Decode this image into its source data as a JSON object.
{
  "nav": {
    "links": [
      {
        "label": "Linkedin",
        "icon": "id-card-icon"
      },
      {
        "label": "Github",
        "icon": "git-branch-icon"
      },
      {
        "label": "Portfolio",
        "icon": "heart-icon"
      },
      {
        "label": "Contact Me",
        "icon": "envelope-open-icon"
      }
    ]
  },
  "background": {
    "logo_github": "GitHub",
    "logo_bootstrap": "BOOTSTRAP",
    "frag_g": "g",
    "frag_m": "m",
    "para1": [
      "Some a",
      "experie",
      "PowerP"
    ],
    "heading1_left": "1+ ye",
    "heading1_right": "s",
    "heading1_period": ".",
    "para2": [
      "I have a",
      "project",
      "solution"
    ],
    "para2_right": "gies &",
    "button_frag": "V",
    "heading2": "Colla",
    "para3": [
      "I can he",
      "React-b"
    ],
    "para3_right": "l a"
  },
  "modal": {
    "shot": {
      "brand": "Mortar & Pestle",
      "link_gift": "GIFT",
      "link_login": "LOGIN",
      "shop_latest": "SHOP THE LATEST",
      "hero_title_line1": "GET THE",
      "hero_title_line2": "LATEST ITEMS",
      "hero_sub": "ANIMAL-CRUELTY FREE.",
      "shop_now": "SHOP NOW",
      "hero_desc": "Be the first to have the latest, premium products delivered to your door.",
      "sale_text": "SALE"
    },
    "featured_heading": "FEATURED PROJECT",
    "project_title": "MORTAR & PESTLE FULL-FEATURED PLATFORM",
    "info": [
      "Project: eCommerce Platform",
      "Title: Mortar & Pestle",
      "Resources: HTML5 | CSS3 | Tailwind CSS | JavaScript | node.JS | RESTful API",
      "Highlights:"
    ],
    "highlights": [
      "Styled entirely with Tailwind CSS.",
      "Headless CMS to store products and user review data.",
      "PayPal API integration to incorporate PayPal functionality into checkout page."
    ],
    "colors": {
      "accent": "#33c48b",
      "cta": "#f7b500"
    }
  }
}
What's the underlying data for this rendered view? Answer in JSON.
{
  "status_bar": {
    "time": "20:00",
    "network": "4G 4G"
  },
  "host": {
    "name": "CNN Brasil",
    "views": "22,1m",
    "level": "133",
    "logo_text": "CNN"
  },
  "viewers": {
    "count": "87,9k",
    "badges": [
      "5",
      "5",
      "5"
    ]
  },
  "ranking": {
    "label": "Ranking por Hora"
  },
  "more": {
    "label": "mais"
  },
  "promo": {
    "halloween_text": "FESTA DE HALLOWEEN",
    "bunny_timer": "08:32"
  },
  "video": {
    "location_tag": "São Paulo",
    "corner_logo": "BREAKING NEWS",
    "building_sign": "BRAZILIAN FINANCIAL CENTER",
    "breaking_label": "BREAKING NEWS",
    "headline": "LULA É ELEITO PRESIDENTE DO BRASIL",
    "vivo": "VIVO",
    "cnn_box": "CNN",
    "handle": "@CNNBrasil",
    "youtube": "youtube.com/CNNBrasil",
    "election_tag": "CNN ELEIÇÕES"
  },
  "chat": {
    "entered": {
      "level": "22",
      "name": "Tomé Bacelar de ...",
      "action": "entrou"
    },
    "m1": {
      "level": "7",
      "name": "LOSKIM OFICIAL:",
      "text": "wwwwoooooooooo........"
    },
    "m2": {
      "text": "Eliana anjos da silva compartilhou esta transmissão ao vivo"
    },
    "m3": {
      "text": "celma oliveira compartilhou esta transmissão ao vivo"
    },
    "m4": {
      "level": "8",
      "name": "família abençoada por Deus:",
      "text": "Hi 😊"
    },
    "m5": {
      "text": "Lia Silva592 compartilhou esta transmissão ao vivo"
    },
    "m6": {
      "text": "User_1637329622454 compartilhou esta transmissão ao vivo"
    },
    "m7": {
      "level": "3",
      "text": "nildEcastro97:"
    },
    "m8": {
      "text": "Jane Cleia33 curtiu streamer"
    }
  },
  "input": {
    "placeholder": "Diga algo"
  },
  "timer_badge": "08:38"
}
+++
THE PROBLEM → Return the entries above exactly, each one complete.

EXPECTED ANSWER →
Decode this image into its source data as a JSON object.
{
  "nav": {
    "links": [
      {
        "label": "Linkedin",
        "icon": "id-card-icon"
      },
      {
        "label": "Github",
        "icon": "git-branch-icon"
      },
      {
        "label": "Portfolio",
        "icon": "heart-icon"
      },
      {
        "label": "Contact Me",
        "icon": "envelope-open-icon"
      }
    ]
  },
  "background": {
    "logo_github": "GitHub",
    "logo_bootstrap": "BOOTSTRAP",
    "frag_g": "g",
    "frag_m": "m",
    "para1": [
      "Some a",
      "experie",
      "PowerP"
    ],
    "heading1_left": "1+ ye",
    "heading1_right": "s",
    "heading1_period": ".",
    "para2": [
      "I have a",
      "project",
      "solution"
    ],
    "para2_right": "gies &",
    "button_frag": "V",
    "heading2": "Colla",
    "para3": [
      "I can he",
      "React-b"
    ],
    "para3_right": "l a"
  },
  "modal": {
    "shot": {
      "brand": "Mortar & Pestle",
      "link_gift": "GIFT",
      "link_login": "LOGIN",
      "shop_latest": "SHOP THE LATEST",
      "hero_title_line1": "GET THE",
      "hero_title_line2": "LATEST ITEMS",
      "hero_sub": "ANIMAL-CRUELTY FREE.",
      "shop_now": "SHOP NOW",
      "hero_desc": "Be the first to have the latest, premium products delivered to your door.",
      "sale_text": "SALE"
    },
    "featured_heading": "FEATURED PROJECT",
    "project_title": "MORTAR & PESTLE FULL-FEATURED PLATFORM",
    "info": [
      "Project: eCommerce Platform",
      "Title: Mortar & Pestle",
      "Resources: HTML5 | CSS3 | Tailwind CSS | JavaScript | node.JS | RESTful API",
      "Highlights:"
    ],
    "highlights": [
      "Styled entirely with Tailwind CSS.",
      "Headless CMS to store products and user review data.",
      "PayPal API integration to incorporate PayPal functionality into checkout page."
    ],
    "colors": {
      "accent": "#33c48b",
      "cta": "#f7b500"
    }
  }
}
What's the underlying data for this rendered view? Answer in JSON.
{
  "status_bar": {
    "time": "20:00",
    "network": "4G 4G"
  },
  "host": {
    "name": "CNN Brasil",
    "views": "22,1m",
    "level": "133",
    "logo_text": "CNN"
  },
  "viewers": {
    "count": "87,9k",
    "badges": [
      "5",
      "5",
      "5"
    ]
  },
  "ranking": {
    "label": "Ranking por Hora"
  },
  "more": {
    "label": "mais"
  },
  "promo": {
    "halloween_text": "FESTA DE HALLOWEEN",
    "bunny_timer": "08:32"
  },
  "video": {
    "location_tag": "São Paulo",
    "corner_logo": "BREAKING NEWS",
    "building_sign": "BRAZILIAN FINANCIAL CENTER",
    "breaking_label": "BREAKING NEWS",
    "headline": "LULA É ELEITO PRESIDENTE DO BRASIL",
    "vivo": "VIVO",
    "cnn_box": "CNN",
    "handle": "@CNNBrasil",
    "youtube": "youtube.com/CNNBrasil",
    "election_tag": "CNN ELEIÇÕES"
  },
  "chat": {
    "entered": {
      "level": "22",
      "name": "Tomé Bacelar de ...",
      "action": "entrou"
    },
    "m1": {
      "level": "7",
      "name": "LOSKIM OFICIAL:",
      "text": "wwwwoooooooooo........"
    },
    "m2": {
      "text": "Eliana anjos da silva compartilhou esta transmissão ao vivo"
    },
    "m3": {
      "text": "celma oliveira compartilhou esta transmissão ao vivo"
    },
    "m4": {
      "level": "8",
      "name": "família abençoada por Deus:",
      "text": "Hi 😊"
    },
    "m5": {
      "text": "Lia Silva592 compartilhou esta transmissão ao vivo"
    },
    "m6": {
      "text": "User_1637329622454 compartilhou esta transmissão ao vivo"
    },
    "m7": {
      "level": "3",
      "text": "nildEcastro97:"
    },
    "m8": {
      "text": "Jane Cleia33 curtiu streamer"
    }
  },
  "input": {
    "placeholder": "Diga algo"
  },
  "timer_badge": "08:38"
}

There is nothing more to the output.